» Saved entries
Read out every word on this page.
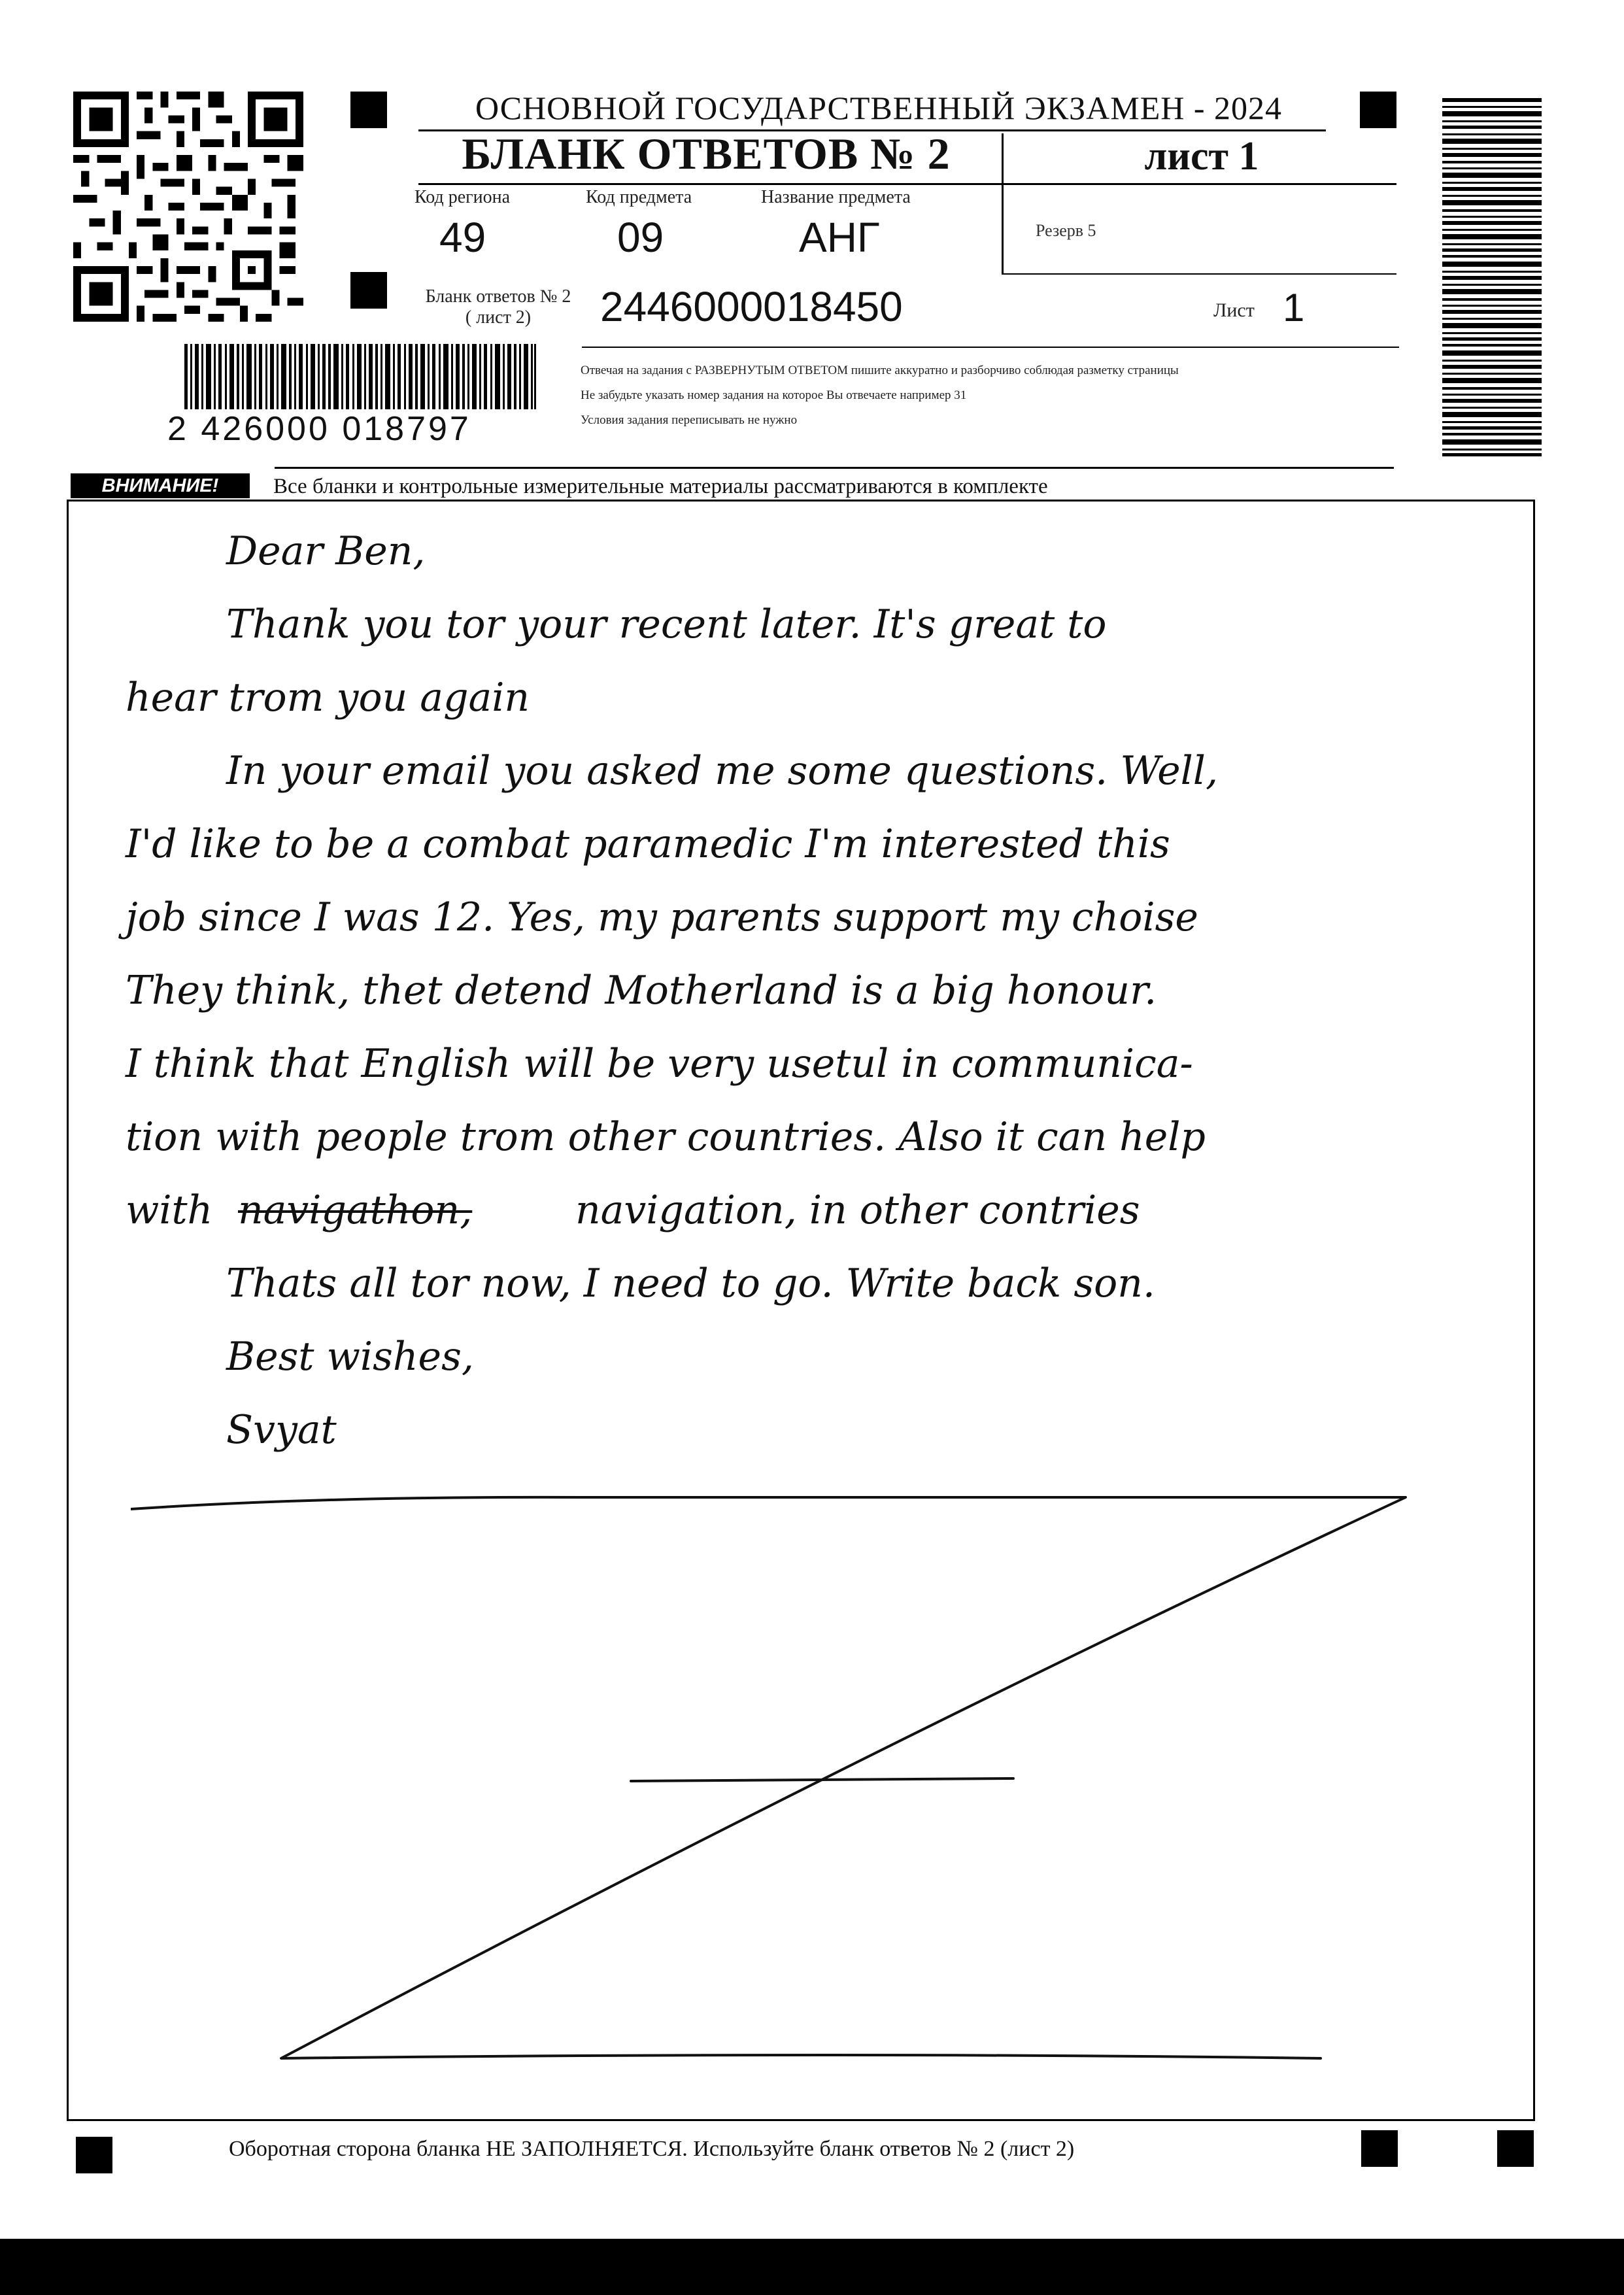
ОСНОВНОЙ ГОСУДАРСТВЕННЫЙ ЭКЗАМЕН - 2024
БЛАНК ОТВЕТОВ № 2	лист 1
Код региона
49
Код предмета
09
Название предмета
АНГ	Резерв 5
Бланк ответов № 2
( лист 2)	2446000018450	Лист 1
Отвечая на задания с РАЗВЕРНУТЫМ ОТВЕТОМ пишите аккуратно и разборчиво соблюдая разметку страницы
Не забудьте указать номер задания на которое Вы отвечаете например 31
Условия задания переписывать не нужно
2 426000 018797
ВНИМАНИЕ!	Все бланки и контрольные измерительные материалы рассматриваются в комплекте
Dear Ben,
Thank you tor your recent later. It's great to
hear trom you again
In your email you asked me some questions. Well,
I'd like to be a combat paramedic I'm interested this
job since I was 12. Yes, my parents support my choise
They think, thet detend Motherland is a big honour.
I think that English will be very usetul in communica-
tion with people trom other countries. Also it can help
with navigathon,	navigation, in other contries
Thats all tor now, I need to go. Write back son.
Best wishes,
Svyat
Оборотная сторона бланка НЕ ЗАПОЛНЯЕТСЯ. Используйте бланк ответов № 2 (лист 2)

» TASK STATEMENT
Your answer should be one number: how many lines of the listing include the word "think".

» THE RESULT
2